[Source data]
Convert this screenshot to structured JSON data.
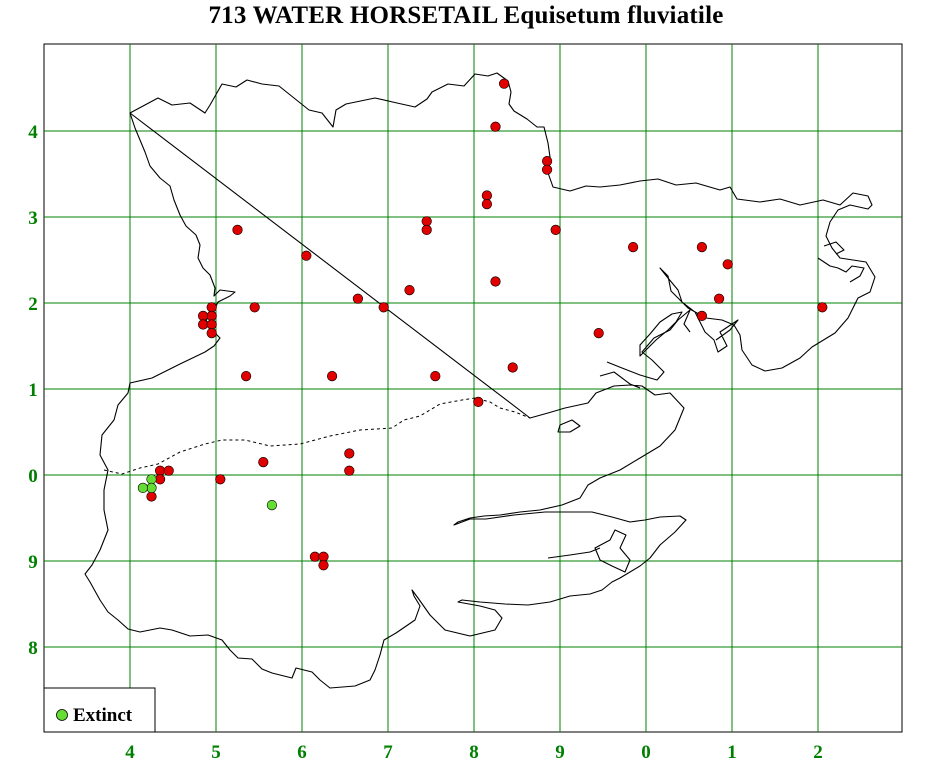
{
  "title": "713 WATER HORSETAIL Equisetum fluviatile",
  "axes": {
    "x_ticks": [
      "4",
      "5",
      "6",
      "7",
      "8",
      "9",
      "0",
      "1",
      "2"
    ],
    "y_ticks": [
      "4",
      "3",
      "2",
      "1",
      "0",
      "9",
      "8"
    ]
  },
  "legend": {
    "entries": [
      {
        "label": "Extinct",
        "color": "#66dd33"
      }
    ]
  },
  "colors": {
    "grid": "#008000",
    "tick_labels": "#008000",
    "present_record": "#e00000",
    "extinct_record": "#66dd33",
    "outline": "#000000"
  },
  "records": {
    "present": [
      [
        8.35,
        4.55
      ],
      [
        8.25,
        4.05
      ],
      [
        8.85,
        3.65
      ],
      [
        8.85,
        3.55
      ],
      [
        8.15,
        3.25
      ],
      [
        8.15,
        3.15
      ],
      [
        7.45,
        2.95
      ],
      [
        7.45,
        2.85
      ],
      [
        8.95,
        2.85
      ],
      [
        5.25,
        2.85
      ],
      [
        6.05,
        2.55
      ],
      [
        9.85,
        2.65
      ],
      [
        10.65,
        2.65
      ],
      [
        10.95,
        2.45
      ],
      [
        8.25,
        2.25
      ],
      [
        7.25,
        2.15
      ],
      [
        6.65,
        2.05
      ],
      [
        6.95,
        1.95
      ],
      [
        5.45,
        1.95
      ],
      [
        4.95,
        1.95
      ],
      [
        4.95,
        1.85
      ],
      [
        4.85,
        1.85
      ],
      [
        4.85,
        1.75
      ],
      [
        4.95,
        1.75
      ],
      [
        4.95,
        1.65
      ],
      [
        10.85,
        2.05
      ],
      [
        10.65,
        1.85
      ],
      [
        12.05,
        1.95
      ],
      [
        9.45,
        1.65
      ],
      [
        8.45,
        1.25
      ],
      [
        7.55,
        1.15
      ],
      [
        6.35,
        1.15
      ],
      [
        5.35,
        1.15
      ],
      [
        8.05,
        0.85
      ],
      [
        6.55,
        0.25
      ],
      [
        6.55,
        0.05
      ],
      [
        5.55,
        0.15
      ],
      [
        4.35,
        0.05
      ],
      [
        4.45,
        0.05
      ],
      [
        4.35,
        -0.05
      ],
      [
        5.05,
        -0.05
      ],
      [
        4.25,
        -0.25
      ],
      [
        6.15,
        -0.95
      ],
      [
        6.25,
        -0.95
      ],
      [
        6.25,
        -1.05
      ]
    ],
    "extinct": [
      [
        4.25,
        -0.05
      ],
      [
        4.25,
        -0.15
      ],
      [
        4.15,
        -0.15
      ],
      [
        5.65,
        -0.35
      ]
    ]
  }
}
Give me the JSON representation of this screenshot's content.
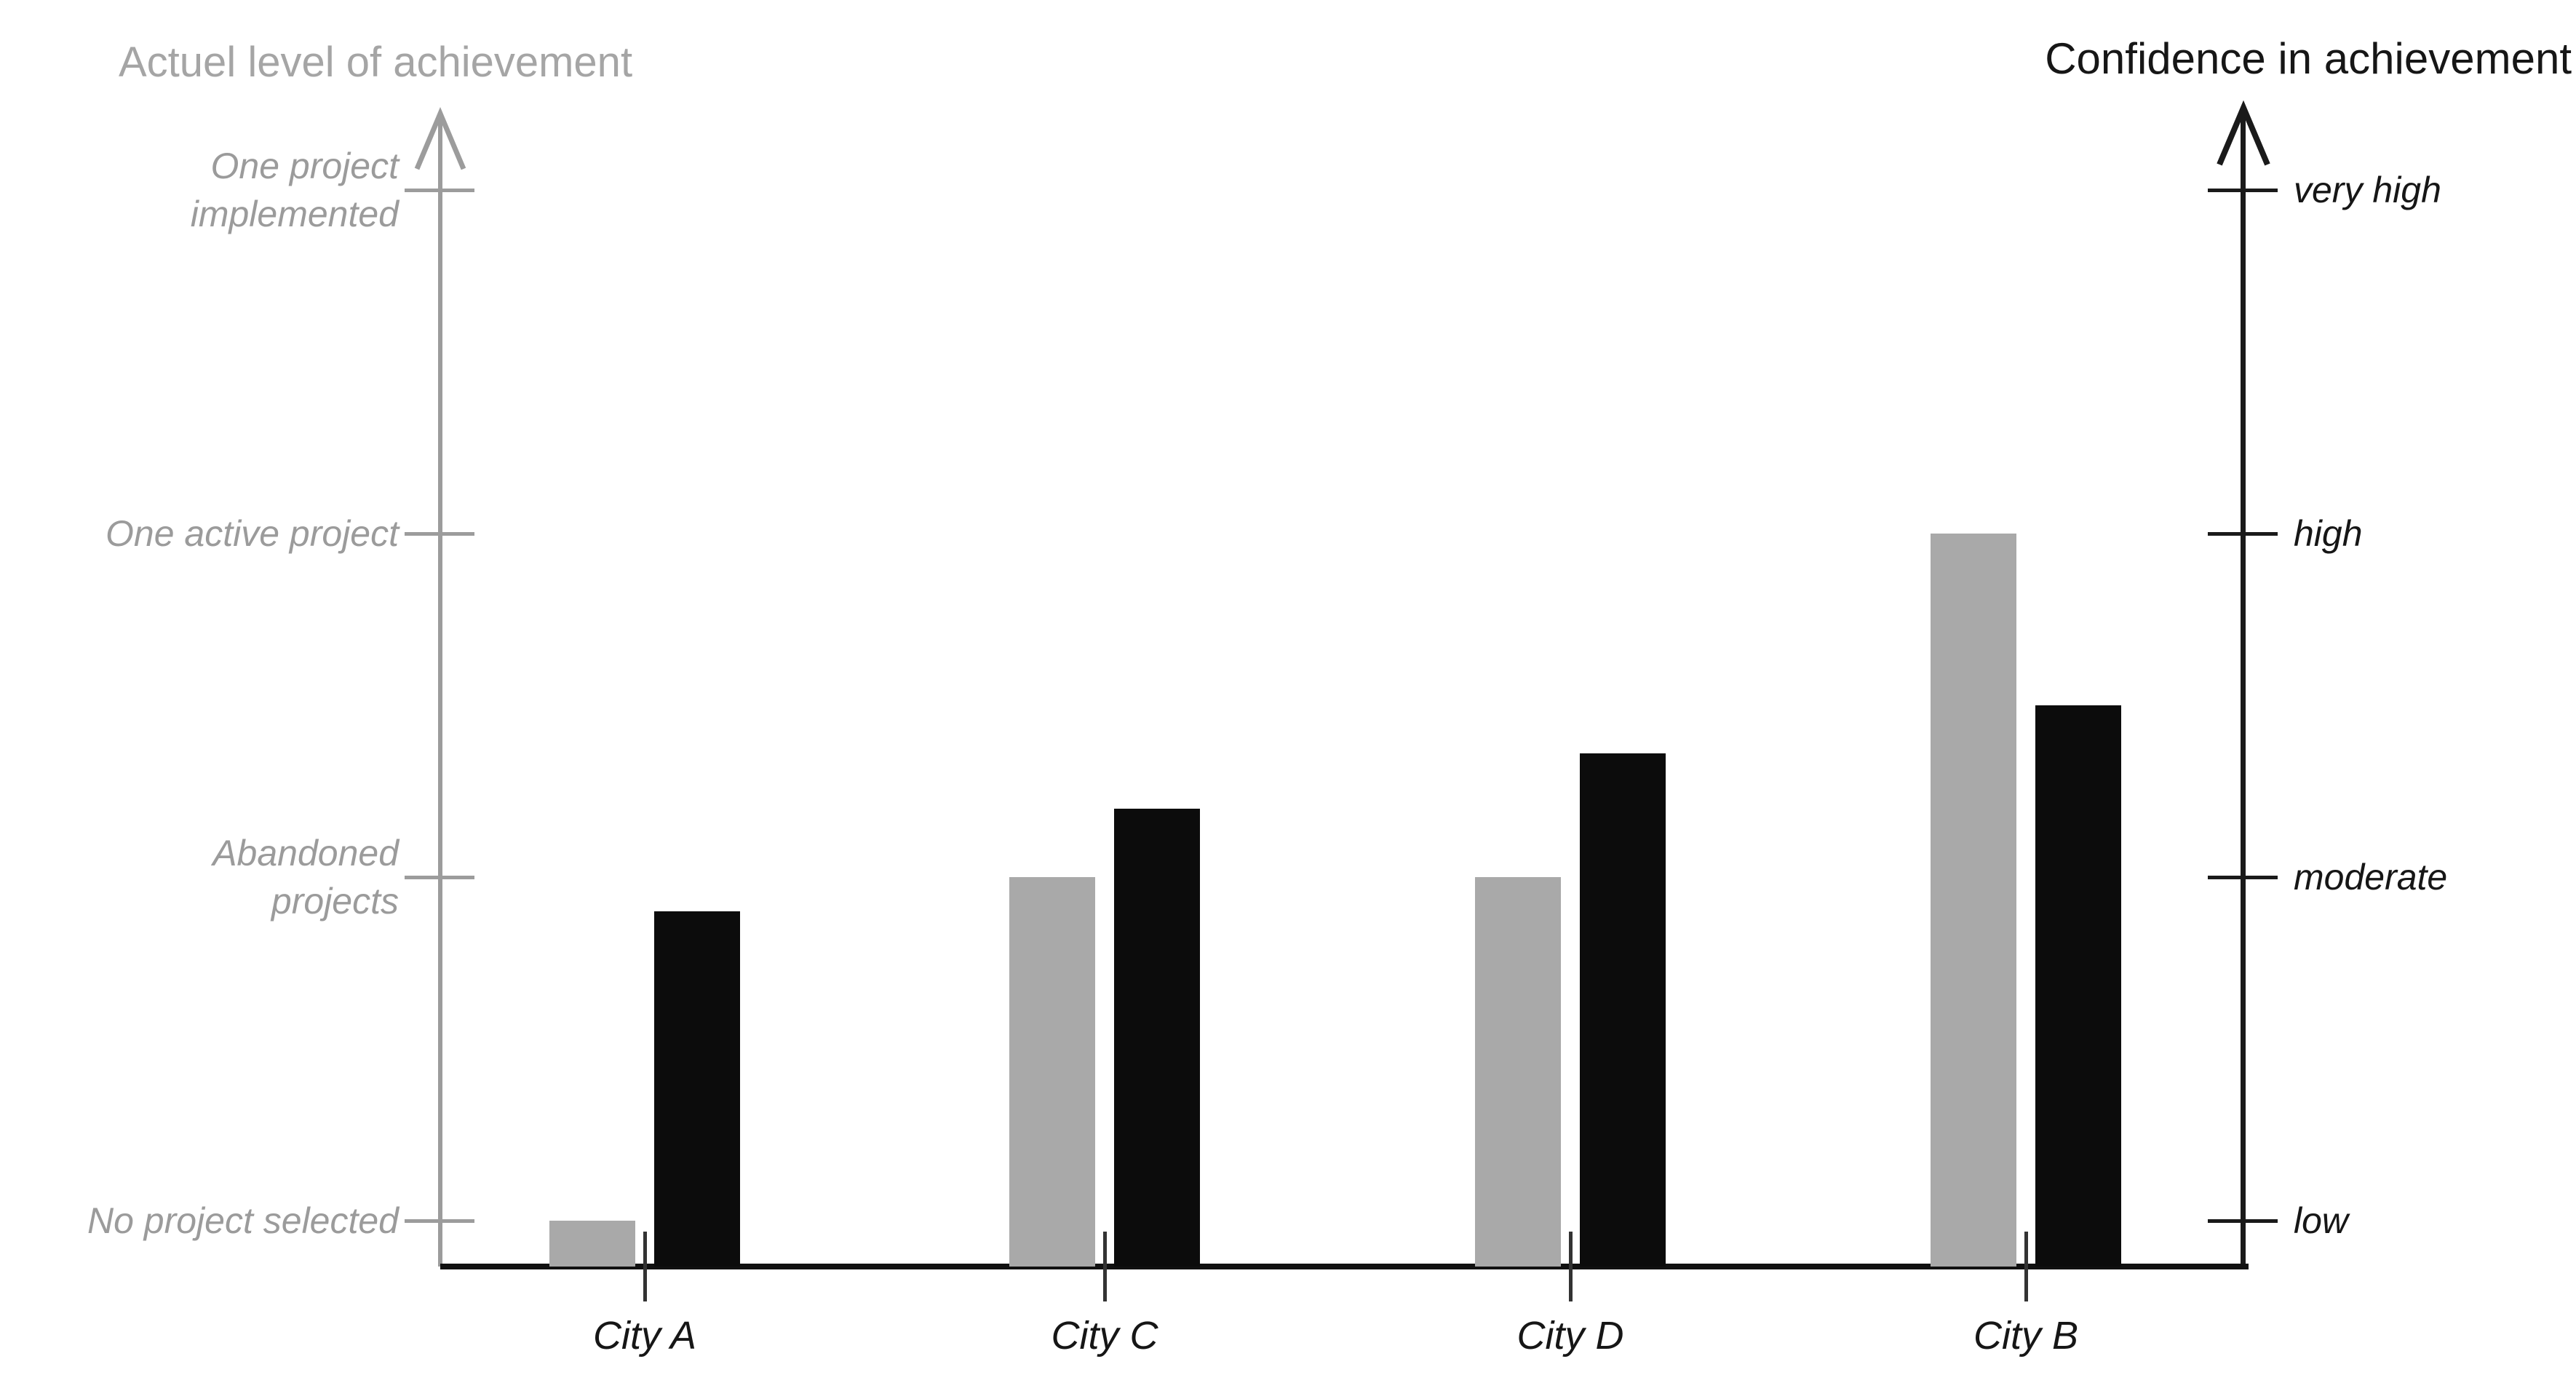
{
  "colors": {
    "achievement_gray": "#a9a9a9",
    "confidence_black": "#0c0c0c",
    "left_axis_gray": "#9c9c9c",
    "right_axis_black": "#1a1a1a",
    "baseline_black": "#111111",
    "left_text_gray": "#9b9b9b",
    "left_title_gray": "#a5a5a5",
    "text_black": "#161616"
  },
  "chart_data": {
    "type": "bar",
    "categories": [
      "City A",
      "City C",
      "City D",
      "City B"
    ],
    "series": [
      {
        "name": "Actuel level of achievement",
        "axis": "left",
        "color": "#a9a9a9",
        "values": [
          1,
          2,
          2,
          3
        ],
        "value_labels": [
          "No project selected",
          "Abandoned projects",
          "Abandoned projects",
          "One active project"
        ]
      },
      {
        "name": "Confidence in achievement",
        "axis": "right",
        "color": "#0c0c0c",
        "values": [
          1.9,
          2.2,
          2.36,
          2.5
        ],
        "value_scale": "low=1, moderate=2, high=3, very high=4"
      }
    ],
    "left_axis": {
      "title": "Actuel level of achievement",
      "ticks_top_to_bottom": [
        "One project\nimplemented",
        "One active project",
        "Abandoned\nprojects",
        "No project selected"
      ]
    },
    "right_axis": {
      "title": "Confidence in achievement",
      "ticks_top_to_bottom": [
        "very high",
        "high",
        "moderate",
        "low"
      ]
    },
    "ylim": [
      0,
      4.3
    ],
    "grid": false,
    "legend": false
  }
}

## WHAT THE EXERCISE ASKS
Only lines with the string "very" belong in your answer; copy each one.

## ANSWER TO THIS TASK
        "value_scale": "low=1, moderate=2, high=3, very high=4"
        "very high",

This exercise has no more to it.